### Goal of the exercise
Go through the entries one line at a time, and gather every line that has the word "Post".

### Entries from a visual dataset

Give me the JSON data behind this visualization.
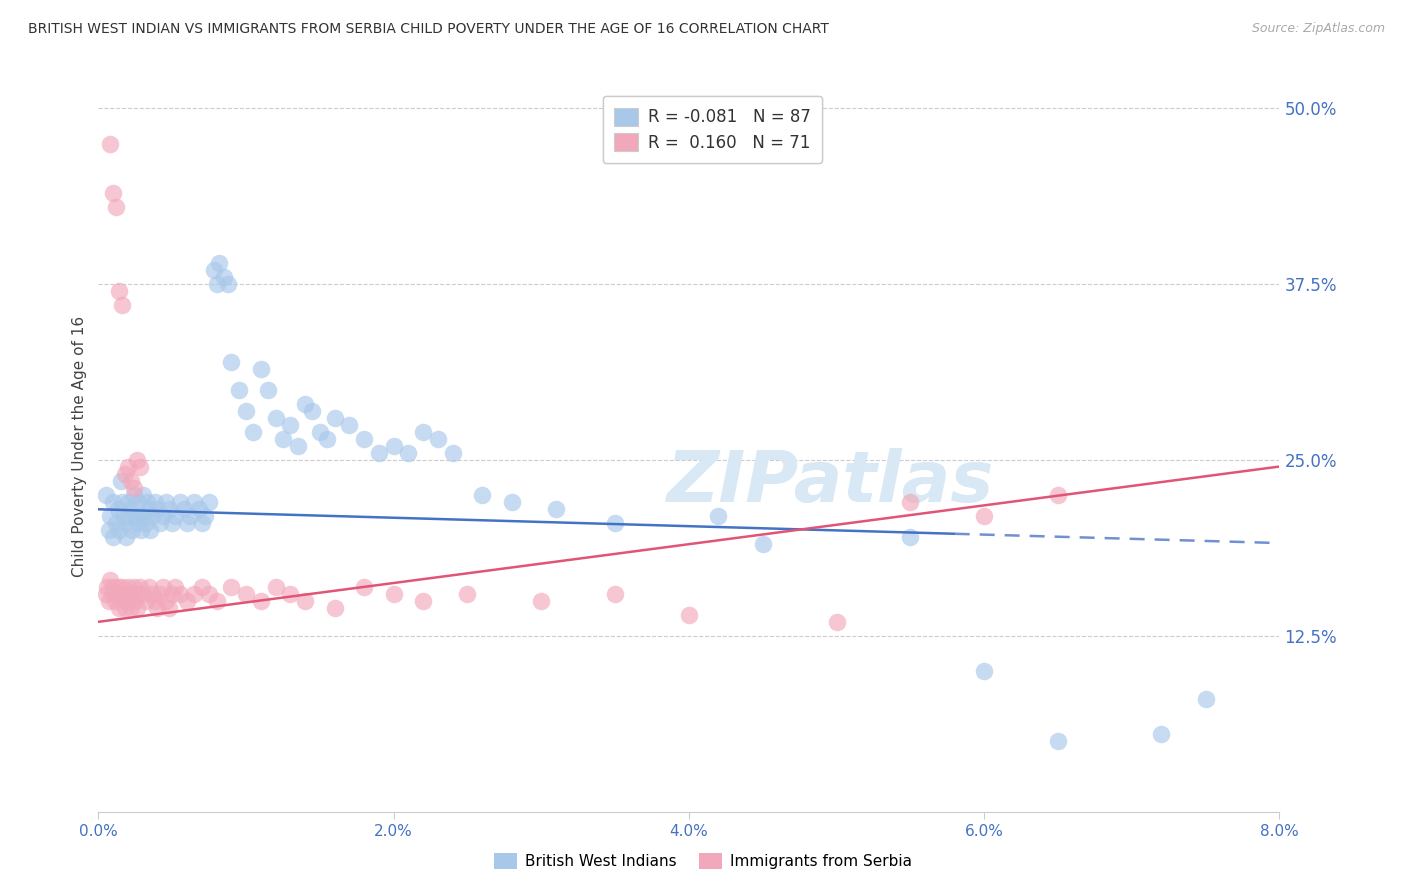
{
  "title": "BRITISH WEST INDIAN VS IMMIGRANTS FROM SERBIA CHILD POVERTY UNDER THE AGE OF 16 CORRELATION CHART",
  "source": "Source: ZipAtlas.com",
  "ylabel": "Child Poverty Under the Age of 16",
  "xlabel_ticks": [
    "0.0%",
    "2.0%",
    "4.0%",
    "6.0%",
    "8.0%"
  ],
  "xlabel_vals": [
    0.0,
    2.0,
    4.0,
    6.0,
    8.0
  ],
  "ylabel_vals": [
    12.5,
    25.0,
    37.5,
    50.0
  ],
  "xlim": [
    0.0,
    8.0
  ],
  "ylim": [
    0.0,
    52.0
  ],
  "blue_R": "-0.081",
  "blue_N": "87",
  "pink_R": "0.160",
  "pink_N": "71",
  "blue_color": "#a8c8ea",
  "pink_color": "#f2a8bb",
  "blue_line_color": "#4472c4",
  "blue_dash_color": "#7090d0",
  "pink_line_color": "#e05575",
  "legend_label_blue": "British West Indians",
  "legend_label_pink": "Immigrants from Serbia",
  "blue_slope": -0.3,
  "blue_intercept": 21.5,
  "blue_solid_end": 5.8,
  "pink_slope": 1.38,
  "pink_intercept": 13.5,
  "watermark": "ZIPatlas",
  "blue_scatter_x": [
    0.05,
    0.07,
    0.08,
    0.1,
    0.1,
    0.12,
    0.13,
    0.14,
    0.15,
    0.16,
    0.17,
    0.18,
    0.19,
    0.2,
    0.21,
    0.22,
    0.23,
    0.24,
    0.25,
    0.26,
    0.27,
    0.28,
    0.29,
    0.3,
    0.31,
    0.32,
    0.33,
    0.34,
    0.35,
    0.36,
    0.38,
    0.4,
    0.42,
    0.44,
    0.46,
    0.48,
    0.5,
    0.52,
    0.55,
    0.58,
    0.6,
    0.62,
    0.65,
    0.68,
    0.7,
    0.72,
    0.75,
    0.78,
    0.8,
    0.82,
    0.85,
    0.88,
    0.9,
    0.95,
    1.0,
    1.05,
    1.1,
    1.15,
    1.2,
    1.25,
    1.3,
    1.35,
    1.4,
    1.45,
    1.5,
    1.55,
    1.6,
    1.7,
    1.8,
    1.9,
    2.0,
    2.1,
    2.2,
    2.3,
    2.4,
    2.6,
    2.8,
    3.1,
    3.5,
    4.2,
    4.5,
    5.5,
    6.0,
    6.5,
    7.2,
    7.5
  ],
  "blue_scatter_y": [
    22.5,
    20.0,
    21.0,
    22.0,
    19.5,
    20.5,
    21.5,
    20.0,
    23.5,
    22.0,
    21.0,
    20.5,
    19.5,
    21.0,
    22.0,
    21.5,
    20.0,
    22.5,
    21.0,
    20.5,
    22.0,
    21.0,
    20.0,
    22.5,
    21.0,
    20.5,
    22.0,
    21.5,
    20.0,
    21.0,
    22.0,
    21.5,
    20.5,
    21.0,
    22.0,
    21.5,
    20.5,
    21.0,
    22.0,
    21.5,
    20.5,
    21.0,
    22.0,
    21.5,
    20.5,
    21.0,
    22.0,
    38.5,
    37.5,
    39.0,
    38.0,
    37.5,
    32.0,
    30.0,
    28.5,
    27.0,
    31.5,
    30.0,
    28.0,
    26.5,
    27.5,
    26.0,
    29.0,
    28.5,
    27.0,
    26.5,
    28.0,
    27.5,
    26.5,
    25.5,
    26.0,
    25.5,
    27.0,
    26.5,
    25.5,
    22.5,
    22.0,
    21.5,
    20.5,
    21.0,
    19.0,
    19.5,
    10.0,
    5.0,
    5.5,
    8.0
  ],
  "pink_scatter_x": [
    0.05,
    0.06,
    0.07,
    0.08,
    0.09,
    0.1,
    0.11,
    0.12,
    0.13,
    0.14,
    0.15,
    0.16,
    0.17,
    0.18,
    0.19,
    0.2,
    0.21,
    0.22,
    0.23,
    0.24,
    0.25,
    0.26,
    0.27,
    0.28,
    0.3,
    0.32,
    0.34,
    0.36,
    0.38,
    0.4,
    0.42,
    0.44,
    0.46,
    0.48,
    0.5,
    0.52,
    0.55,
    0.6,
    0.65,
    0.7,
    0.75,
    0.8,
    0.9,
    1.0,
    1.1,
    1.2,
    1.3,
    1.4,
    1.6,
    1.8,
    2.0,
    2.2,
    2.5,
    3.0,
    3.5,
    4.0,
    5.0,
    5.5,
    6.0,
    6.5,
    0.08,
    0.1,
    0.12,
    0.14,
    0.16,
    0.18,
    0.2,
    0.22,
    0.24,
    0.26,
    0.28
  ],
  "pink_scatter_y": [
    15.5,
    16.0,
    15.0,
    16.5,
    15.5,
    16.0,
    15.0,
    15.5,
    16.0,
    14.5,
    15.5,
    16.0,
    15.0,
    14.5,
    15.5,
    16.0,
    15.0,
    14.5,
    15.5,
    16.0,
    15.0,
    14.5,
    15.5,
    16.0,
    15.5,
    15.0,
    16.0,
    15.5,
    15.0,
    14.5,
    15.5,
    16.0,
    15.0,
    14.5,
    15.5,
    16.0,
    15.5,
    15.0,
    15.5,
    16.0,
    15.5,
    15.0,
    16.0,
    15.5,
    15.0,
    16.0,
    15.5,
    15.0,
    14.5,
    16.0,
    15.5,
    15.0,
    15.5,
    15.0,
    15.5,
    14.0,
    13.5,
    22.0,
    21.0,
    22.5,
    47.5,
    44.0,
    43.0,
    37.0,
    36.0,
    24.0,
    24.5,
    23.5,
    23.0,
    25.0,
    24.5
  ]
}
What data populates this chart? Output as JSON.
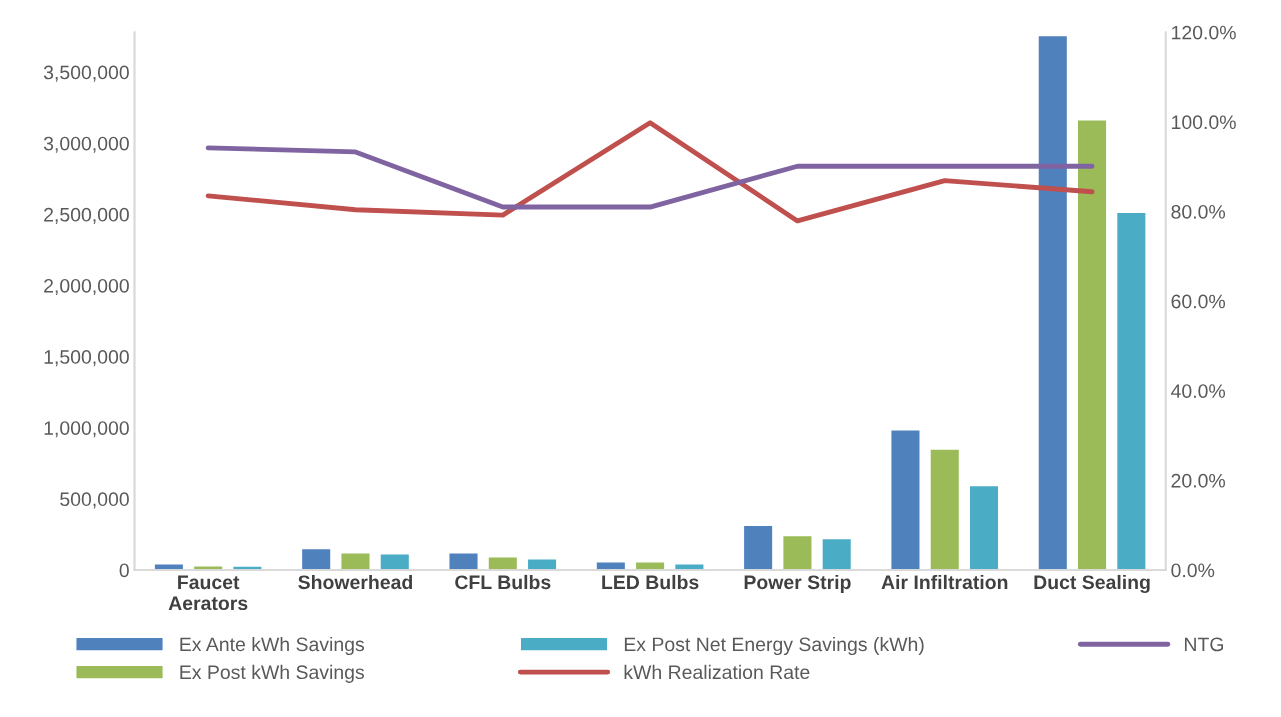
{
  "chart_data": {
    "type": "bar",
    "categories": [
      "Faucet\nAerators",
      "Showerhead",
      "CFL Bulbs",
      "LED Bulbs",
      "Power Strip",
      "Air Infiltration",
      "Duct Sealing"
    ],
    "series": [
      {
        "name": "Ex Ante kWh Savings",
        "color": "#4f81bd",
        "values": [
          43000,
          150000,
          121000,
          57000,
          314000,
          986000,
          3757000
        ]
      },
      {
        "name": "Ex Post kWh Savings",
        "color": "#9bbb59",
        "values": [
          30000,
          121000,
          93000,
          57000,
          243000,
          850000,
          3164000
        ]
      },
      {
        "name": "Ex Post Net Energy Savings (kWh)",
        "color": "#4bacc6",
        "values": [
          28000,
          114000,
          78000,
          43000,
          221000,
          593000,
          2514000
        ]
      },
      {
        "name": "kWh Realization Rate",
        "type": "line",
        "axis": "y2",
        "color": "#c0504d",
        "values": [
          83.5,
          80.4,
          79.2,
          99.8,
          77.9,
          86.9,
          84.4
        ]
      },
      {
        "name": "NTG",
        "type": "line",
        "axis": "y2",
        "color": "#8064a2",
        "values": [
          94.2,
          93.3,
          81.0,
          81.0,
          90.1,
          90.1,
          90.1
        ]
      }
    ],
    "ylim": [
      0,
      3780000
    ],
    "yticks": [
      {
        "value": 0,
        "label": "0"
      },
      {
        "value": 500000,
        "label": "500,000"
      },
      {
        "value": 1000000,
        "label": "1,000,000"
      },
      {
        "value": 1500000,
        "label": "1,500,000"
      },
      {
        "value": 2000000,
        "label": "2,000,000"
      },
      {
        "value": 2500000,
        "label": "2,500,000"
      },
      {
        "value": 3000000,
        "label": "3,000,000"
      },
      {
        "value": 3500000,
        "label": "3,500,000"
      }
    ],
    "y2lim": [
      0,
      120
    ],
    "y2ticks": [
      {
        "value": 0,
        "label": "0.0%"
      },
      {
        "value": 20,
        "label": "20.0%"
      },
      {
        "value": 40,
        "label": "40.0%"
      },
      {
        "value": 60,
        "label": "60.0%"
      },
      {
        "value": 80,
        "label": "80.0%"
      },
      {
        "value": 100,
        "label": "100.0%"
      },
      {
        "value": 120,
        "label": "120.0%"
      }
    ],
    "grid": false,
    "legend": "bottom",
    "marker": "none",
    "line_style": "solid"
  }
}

### Exercise solution
        "name": "Ex Post kWh Savings",
        "name": "Ex Post Net Energy Savings (kWh)",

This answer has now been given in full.